About this task. For every line in the listing below that contains the word "from", add one to the tally. State the final number and nothing else.

※

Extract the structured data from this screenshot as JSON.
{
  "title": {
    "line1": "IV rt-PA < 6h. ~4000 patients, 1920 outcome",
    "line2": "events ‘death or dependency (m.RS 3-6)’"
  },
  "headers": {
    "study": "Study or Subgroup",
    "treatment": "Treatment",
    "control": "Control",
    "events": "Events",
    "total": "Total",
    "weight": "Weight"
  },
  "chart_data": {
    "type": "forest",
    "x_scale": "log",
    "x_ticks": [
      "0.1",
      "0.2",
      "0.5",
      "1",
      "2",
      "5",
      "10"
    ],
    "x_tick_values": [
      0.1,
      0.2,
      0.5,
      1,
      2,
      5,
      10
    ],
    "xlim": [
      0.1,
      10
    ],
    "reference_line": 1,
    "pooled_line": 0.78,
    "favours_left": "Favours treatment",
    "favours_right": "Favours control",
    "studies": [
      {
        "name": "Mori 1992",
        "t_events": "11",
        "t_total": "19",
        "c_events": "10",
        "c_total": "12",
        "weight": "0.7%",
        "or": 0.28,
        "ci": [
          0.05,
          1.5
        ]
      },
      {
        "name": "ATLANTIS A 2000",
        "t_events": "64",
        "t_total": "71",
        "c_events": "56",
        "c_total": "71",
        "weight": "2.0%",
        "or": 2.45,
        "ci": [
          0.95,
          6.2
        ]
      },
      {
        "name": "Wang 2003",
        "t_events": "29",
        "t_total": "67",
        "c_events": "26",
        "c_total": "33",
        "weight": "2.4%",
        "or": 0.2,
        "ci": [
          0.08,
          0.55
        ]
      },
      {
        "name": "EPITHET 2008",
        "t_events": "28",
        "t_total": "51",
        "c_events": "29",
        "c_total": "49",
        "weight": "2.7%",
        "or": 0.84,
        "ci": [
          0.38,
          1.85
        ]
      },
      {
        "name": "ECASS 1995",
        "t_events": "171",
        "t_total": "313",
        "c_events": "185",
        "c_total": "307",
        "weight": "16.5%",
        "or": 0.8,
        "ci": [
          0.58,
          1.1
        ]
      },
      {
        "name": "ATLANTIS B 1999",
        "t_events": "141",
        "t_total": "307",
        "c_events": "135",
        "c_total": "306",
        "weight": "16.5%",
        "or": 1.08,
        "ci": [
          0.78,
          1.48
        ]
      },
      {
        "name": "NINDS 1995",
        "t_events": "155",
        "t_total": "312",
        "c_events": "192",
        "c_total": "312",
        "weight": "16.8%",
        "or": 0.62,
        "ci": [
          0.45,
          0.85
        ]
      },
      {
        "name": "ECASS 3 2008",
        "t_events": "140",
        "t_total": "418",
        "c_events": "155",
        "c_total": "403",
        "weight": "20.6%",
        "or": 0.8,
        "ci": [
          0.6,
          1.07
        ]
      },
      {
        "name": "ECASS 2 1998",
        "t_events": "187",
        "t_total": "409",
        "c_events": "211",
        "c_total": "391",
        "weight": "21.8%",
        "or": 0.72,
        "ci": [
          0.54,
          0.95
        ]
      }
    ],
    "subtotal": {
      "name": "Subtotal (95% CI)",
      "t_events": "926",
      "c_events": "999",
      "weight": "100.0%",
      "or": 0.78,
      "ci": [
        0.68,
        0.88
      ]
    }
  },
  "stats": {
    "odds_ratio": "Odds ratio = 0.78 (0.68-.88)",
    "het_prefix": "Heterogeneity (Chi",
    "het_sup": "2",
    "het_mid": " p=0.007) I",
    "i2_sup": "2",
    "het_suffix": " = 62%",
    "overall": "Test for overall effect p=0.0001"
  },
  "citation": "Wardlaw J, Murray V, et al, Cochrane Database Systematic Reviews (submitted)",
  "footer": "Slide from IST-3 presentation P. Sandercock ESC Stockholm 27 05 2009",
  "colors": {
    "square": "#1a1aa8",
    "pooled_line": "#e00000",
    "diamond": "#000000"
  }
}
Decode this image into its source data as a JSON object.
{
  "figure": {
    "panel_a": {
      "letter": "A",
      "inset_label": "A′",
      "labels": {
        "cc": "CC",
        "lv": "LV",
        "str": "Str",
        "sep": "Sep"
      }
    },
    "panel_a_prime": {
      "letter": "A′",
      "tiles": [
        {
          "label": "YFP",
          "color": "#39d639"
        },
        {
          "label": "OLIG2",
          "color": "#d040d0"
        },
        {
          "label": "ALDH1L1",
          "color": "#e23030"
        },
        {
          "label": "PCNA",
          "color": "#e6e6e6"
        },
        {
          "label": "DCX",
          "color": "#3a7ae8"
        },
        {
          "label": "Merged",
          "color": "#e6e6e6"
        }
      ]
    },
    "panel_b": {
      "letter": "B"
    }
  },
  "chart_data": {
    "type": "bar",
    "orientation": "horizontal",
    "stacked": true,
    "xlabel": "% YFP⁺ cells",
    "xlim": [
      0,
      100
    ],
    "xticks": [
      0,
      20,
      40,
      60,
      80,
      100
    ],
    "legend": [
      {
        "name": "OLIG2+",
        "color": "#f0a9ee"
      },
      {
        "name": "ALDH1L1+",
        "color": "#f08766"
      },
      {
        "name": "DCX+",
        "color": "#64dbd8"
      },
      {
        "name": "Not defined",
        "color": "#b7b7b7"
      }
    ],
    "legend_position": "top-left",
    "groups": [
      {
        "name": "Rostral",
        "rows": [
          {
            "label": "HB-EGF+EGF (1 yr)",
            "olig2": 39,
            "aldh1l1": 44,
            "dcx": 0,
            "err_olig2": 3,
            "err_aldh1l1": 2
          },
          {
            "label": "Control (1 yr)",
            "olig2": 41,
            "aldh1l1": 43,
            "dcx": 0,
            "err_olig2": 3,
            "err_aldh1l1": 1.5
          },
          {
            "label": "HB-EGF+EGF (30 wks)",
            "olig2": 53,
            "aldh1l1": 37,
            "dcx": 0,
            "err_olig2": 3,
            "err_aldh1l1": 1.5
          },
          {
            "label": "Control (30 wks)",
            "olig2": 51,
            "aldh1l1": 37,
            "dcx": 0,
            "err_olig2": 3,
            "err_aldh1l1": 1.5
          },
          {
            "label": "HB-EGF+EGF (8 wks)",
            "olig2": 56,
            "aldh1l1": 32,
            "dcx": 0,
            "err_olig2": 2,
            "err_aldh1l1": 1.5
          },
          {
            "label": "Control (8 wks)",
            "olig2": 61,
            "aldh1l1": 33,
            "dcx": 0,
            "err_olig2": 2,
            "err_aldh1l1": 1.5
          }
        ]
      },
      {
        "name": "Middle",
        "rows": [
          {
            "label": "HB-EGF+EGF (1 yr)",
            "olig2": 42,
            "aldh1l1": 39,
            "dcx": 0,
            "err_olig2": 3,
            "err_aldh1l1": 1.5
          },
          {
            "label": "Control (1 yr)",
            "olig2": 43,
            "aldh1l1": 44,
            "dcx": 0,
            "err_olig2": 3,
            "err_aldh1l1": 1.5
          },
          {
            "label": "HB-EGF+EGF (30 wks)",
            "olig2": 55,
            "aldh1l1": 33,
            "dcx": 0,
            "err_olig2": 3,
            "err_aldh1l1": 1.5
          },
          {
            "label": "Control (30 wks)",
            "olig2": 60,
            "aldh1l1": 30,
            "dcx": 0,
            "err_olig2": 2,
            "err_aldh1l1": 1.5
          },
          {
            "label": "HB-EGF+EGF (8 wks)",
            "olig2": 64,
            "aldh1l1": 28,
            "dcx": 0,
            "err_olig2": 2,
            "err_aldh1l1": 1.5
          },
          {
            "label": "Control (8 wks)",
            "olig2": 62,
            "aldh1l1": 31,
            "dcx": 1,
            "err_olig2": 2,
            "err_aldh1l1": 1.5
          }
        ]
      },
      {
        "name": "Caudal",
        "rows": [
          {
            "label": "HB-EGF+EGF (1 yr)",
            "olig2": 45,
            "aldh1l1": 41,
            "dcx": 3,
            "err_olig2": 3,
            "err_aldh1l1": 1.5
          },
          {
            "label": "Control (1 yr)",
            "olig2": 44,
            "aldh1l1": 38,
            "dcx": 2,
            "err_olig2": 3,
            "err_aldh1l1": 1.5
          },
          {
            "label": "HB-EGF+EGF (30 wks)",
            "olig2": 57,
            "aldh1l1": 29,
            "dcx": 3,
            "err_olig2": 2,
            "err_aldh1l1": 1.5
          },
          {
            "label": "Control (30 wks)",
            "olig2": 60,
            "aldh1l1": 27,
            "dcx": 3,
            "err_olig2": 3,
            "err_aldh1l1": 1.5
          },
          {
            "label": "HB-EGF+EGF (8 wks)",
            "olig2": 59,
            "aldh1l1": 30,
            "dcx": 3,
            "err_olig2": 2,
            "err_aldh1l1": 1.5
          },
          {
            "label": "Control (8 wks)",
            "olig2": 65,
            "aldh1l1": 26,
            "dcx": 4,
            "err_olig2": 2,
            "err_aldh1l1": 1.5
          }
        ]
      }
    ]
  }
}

※

Expected output. 2